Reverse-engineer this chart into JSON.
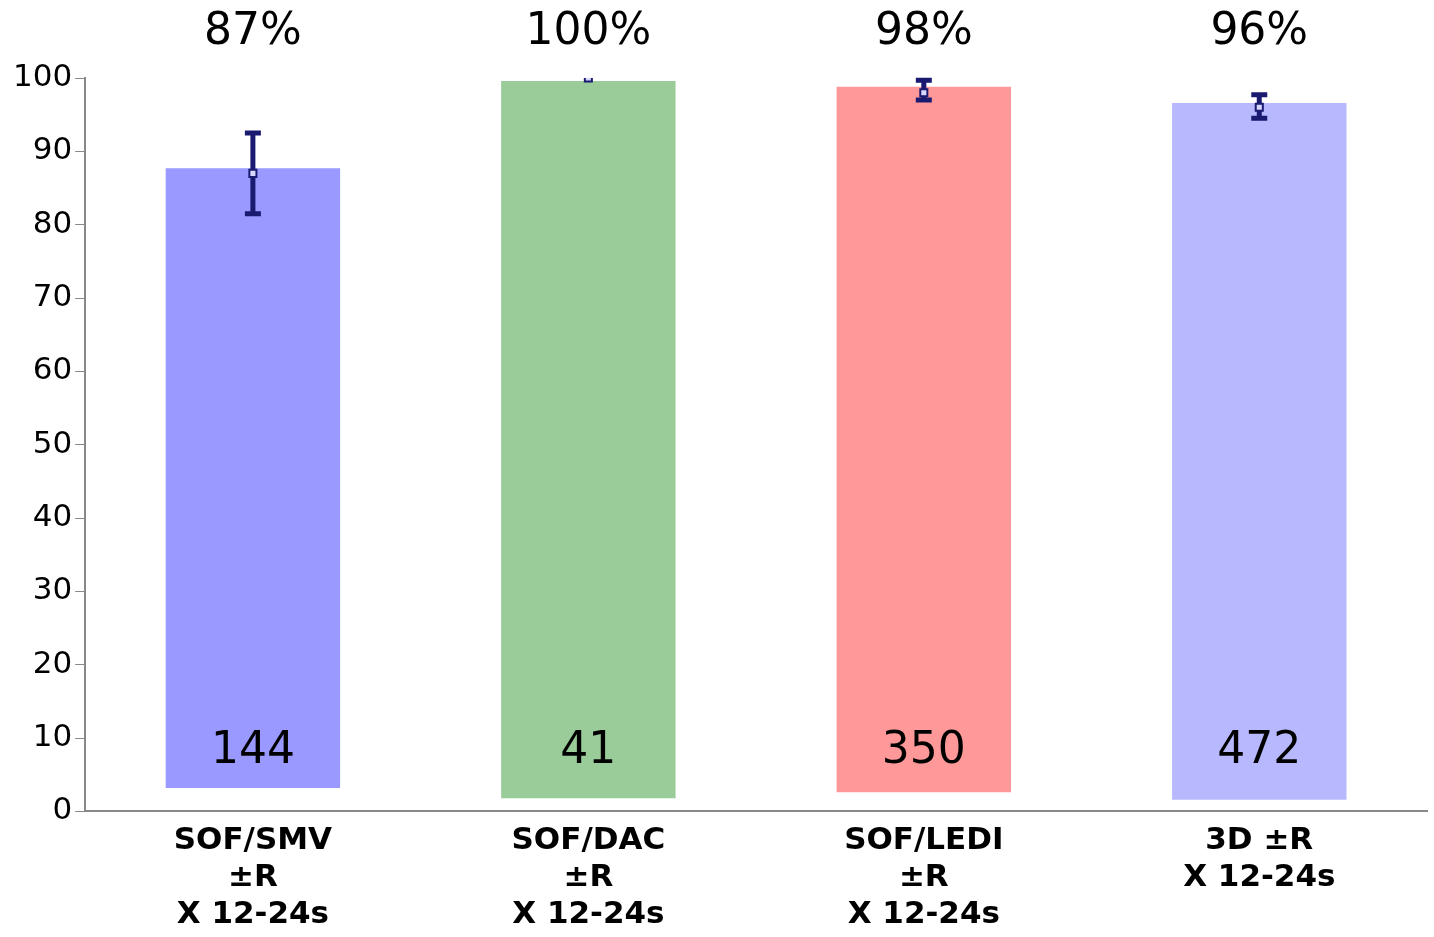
{
  "chart_data": {
    "type": "bar",
    "categories": [
      "SOF/SMV\n±R\nX 12-24s",
      "SOF/DAC\n±R\nX 12-24s",
      "SOF/LEDI\n±R\nX 12-24s",
      "3D ±R\nX 12-24s"
    ],
    "ylim": [
      0,
      100
    ],
    "yticks": [
      0,
      10,
      20,
      30,
      40,
      50,
      60,
      70,
      80,
      90,
      100
    ],
    "grid": false,
    "legend": false,
    "series": [
      {
        "colors": [
          "#9999ff",
          "#99cc99",
          "#ff9999",
          "#b8b8ff"
        ],
        "base": [
          3.2,
          1.8,
          2.6,
          1.6
        ],
        "values": [
          84.5,
          97.8,
          96.2,
          95
        ]
      },
      {
        "type": "scatter",
        "marker": "square",
        "color": "#1a1a70",
        "values": [
          87,
          100,
          98,
          96
        ],
        "errors": [
          [
            81.5,
            92.5
          ],
          null,
          [
            97,
            99.7
          ],
          [
            94.5,
            97.7
          ]
        ],
        "value_labels": [
          "87%",
          "100%",
          "98%",
          "96%"
        ]
      }
    ],
    "annotations": [
      "144",
      "41",
      "350",
      "472"
    ]
  }
}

*What the exercise asks*: Repeat each entry precisely as it appears. Leave the pictures out.

*Solution for this exercise*:
Reverse-engineer this chart into JSON.
{
  "chart_data": {
    "type": "bar",
    "categories": [
      "SOF/SMV\n±R\nX 12-24s",
      "SOF/DAC\n±R\nX 12-24s",
      "SOF/LEDI\n±R\nX 12-24s",
      "3D ±R\nX 12-24s"
    ],
    "ylim": [
      0,
      100
    ],
    "yticks": [
      0,
      10,
      20,
      30,
      40,
      50,
      60,
      70,
      80,
      90,
      100
    ],
    "grid": false,
    "legend": false,
    "series": [
      {
        "colors": [
          "#9999ff",
          "#99cc99",
          "#ff9999",
          "#b8b8ff"
        ],
        "base": [
          3.2,
          1.8,
          2.6,
          1.6
        ],
        "values": [
          84.5,
          97.8,
          96.2,
          95
        ]
      },
      {
        "type": "scatter",
        "marker": "square",
        "color": "#1a1a70",
        "values": [
          87,
          100,
          98,
          96
        ],
        "errors": [
          [
            81.5,
            92.5
          ],
          null,
          [
            97,
            99.7
          ],
          [
            94.5,
            97.7
          ]
        ],
        "value_labels": [
          "87%",
          "100%",
          "98%",
          "96%"
        ]
      }
    ],
    "annotations": [
      "144",
      "41",
      "350",
      "472"
    ]
  }
}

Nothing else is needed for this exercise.